PROBLEM TO WORK ON
Repeat the listing in full, exactly as it stands.

## START DATASET RECORDS

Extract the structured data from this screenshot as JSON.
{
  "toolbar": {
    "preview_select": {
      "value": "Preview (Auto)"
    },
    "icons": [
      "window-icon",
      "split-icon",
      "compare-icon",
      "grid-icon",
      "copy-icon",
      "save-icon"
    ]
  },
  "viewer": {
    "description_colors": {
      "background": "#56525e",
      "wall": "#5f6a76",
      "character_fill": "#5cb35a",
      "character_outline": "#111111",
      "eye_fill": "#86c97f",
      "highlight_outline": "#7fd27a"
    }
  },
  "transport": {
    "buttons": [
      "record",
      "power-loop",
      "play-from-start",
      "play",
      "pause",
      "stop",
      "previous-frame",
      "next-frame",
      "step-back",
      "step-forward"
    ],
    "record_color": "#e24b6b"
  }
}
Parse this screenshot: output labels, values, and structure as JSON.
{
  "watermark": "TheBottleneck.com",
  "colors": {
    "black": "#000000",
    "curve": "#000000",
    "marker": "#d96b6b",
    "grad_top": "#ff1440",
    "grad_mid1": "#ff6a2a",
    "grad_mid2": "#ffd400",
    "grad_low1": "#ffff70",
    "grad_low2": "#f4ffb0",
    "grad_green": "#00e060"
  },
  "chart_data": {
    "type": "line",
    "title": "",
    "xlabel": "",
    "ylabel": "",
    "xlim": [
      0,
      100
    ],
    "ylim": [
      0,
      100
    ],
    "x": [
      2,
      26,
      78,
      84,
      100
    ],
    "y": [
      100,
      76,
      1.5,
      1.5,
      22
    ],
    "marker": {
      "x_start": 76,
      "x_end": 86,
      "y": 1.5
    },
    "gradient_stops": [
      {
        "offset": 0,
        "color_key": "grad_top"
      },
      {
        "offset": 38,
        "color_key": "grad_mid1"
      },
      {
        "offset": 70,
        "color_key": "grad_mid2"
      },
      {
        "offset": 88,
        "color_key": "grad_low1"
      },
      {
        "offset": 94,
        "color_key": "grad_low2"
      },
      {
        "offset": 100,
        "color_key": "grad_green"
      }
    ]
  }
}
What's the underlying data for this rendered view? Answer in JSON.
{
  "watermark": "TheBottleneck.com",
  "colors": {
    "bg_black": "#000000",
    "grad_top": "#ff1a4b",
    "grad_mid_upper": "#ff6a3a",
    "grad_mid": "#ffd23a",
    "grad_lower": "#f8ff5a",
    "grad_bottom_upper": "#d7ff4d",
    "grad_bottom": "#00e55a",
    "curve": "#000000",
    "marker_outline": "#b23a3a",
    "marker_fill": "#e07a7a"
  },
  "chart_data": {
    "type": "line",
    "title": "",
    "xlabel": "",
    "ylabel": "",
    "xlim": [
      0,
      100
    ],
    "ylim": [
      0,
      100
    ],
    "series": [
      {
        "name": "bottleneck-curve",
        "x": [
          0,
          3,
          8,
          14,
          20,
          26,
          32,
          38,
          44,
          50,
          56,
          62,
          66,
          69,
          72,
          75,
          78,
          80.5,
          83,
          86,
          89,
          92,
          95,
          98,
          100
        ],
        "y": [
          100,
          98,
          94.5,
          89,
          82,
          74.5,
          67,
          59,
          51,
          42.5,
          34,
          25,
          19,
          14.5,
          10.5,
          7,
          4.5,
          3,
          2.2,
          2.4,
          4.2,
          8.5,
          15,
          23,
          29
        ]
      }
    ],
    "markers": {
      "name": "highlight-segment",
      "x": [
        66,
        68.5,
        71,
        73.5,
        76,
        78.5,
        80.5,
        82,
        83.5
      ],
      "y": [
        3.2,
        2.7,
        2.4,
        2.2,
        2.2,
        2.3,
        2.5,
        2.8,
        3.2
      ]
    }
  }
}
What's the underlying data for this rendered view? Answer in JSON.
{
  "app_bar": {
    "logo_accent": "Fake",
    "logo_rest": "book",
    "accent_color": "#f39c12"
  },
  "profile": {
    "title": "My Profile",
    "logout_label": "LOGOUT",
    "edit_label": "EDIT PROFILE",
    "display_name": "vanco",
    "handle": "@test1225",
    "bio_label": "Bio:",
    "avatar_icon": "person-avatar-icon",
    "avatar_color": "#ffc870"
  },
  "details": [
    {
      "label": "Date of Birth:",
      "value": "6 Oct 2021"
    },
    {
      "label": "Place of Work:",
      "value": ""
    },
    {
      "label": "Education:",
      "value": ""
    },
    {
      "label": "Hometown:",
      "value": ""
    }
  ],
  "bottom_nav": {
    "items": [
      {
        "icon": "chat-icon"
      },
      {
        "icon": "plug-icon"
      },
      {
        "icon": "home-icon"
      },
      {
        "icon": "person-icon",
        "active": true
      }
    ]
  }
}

## END DATASET RECORDS

SOLVED EXERCISE
Extract the structured data from this screenshot as JSON.
{
  "toolbar": {
    "preview_select": {
      "value": "Preview (Auto)"
    },
    "icons": [
      "window-icon",
      "split-icon",
      "compare-icon",
      "grid-icon",
      "copy-icon",
      "save-icon"
    ]
  },
  "viewer": {
    "description_colors": {
      "background": "#56525e",
      "wall": "#5f6a76",
      "character_fill": "#5cb35a",
      "character_outline": "#111111",
      "eye_fill": "#86c97f",
      "highlight_outline": "#7fd27a"
    }
  },
  "transport": {
    "buttons": [
      "record",
      "power-loop",
      "play-from-start",
      "play",
      "pause",
      "stop",
      "previous-frame",
      "next-frame",
      "step-back",
      "step-forward"
    ],
    "record_color": "#e24b6b"
  }
}
Parse this screenshot: output labels, values, and structure as JSON.
{
  "watermark": "TheBottleneck.com",
  "colors": {
    "black": "#000000",
    "curve": "#000000",
    "marker": "#d96b6b",
    "grad_top": "#ff1440",
    "grad_mid1": "#ff6a2a",
    "grad_mid2": "#ffd400",
    "grad_low1": "#ffff70",
    "grad_low2": "#f4ffb0",
    "grad_green": "#00e060"
  },
  "chart_data": {
    "type": "line",
    "title": "",
    "xlabel": "",
    "ylabel": "",
    "xlim": [
      0,
      100
    ],
    "ylim": [
      0,
      100
    ],
    "x": [
      2,
      26,
      78,
      84,
      100
    ],
    "y": [
      100,
      76,
      1.5,
      1.5,
      22
    ],
    "marker": {
      "x_start": 76,
      "x_end": 86,
      "y": 1.5
    },
    "gradient_stops": [
      {
        "offset": 0,
        "color_key": "grad_top"
      },
      {
        "offset": 38,
        "color_key": "grad_mid1"
      },
      {
        "offset": 70,
        "color_key": "grad_mid2"
      },
      {
        "offset": 88,
        "color_key": "grad_low1"
      },
      {
        "offset": 94,
        "color_key": "grad_low2"
      },
      {
        "offset": 100,
        "color_key": "grad_green"
      }
    ]
  }
}
What's the underlying data for this rendered view? Answer in JSON.
{
  "watermark": "TheBottleneck.com",
  "colors": {
    "bg_black": "#000000",
    "grad_top": "#ff1a4b",
    "grad_mid_upper": "#ff6a3a",
    "grad_mid": "#ffd23a",
    "grad_lower": "#f8ff5a",
    "grad_bottom_upper": "#d7ff4d",
    "grad_bottom": "#00e55a",
    "curve": "#000000",
    "marker_outline": "#b23a3a",
    "marker_fill": "#e07a7a"
  },
  "chart_data": {
    "type": "line",
    "title": "",
    "xlabel": "",
    "ylabel": "",
    "xlim": [
      0,
      100
    ],
    "ylim": [
      0,
      100
    ],
    "series": [
      {
        "name": "bottleneck-curve",
        "x": [
          0,
          3,
          8,
          14,
          20,
          26,
          32,
          38,
          44,
          50,
          56,
          62,
          66,
          69,
          72,
          75,
          78,
          80.5,
          83,
          86,
          89,
          92,
          95,
          98,
          100
        ],
        "y": [
          100,
          98,
          94.5,
          89,
          82,
          74.5,
          67,
          59,
          51,
          42.5,
          34,
          25,
          19,
          14.5,
          10.5,
          7,
          4.5,
          3,
          2.2,
          2.4,
          4.2,
          8.5,
          15,
          23,
          29
        ]
      }
    ],
    "markers": {
      "name": "highlight-segment",
      "x": [
        66,
        68.5,
        71,
        73.5,
        76,
        78.5,
        80.5,
        82,
        83.5
      ],
      "y": [
        3.2,
        2.7,
        2.4,
        2.2,
        2.2,
        2.3,
        2.5,
        2.8,
        3.2
      ]
    }
  }
}
What's the underlying data for this rendered view? Answer in JSON.
{
  "app_bar": {
    "logo_accent": "Fake",
    "logo_rest": "book",
    "accent_color": "#f39c12"
  },
  "profile": {
    "title": "My Profile",
    "logout_label": "LOGOUT",
    "edit_label": "EDIT PROFILE",
    "display_name": "vanco",
    "handle": "@test1225",
    "bio_label": "Bio:",
    "avatar_icon": "person-avatar-icon",
    "avatar_color": "#ffc870"
  },
  "details": [
    {
      "label": "Date of Birth:",
      "value": "6 Oct 2021"
    },
    {
      "label": "Place of Work:",
      "value": ""
    },
    {
      "label": "Education:",
      "value": ""
    },
    {
      "label": "Hometown:",
      "value": ""
    }
  ],
  "bottom_nav": {
    "items": [
      {
        "icon": "chat-icon"
      },
      {
        "icon": "plug-icon"
      },
      {
        "icon": "home-icon"
      },
      {
        "icon": "person-icon",
        "active": true
      }
    ]
  }
}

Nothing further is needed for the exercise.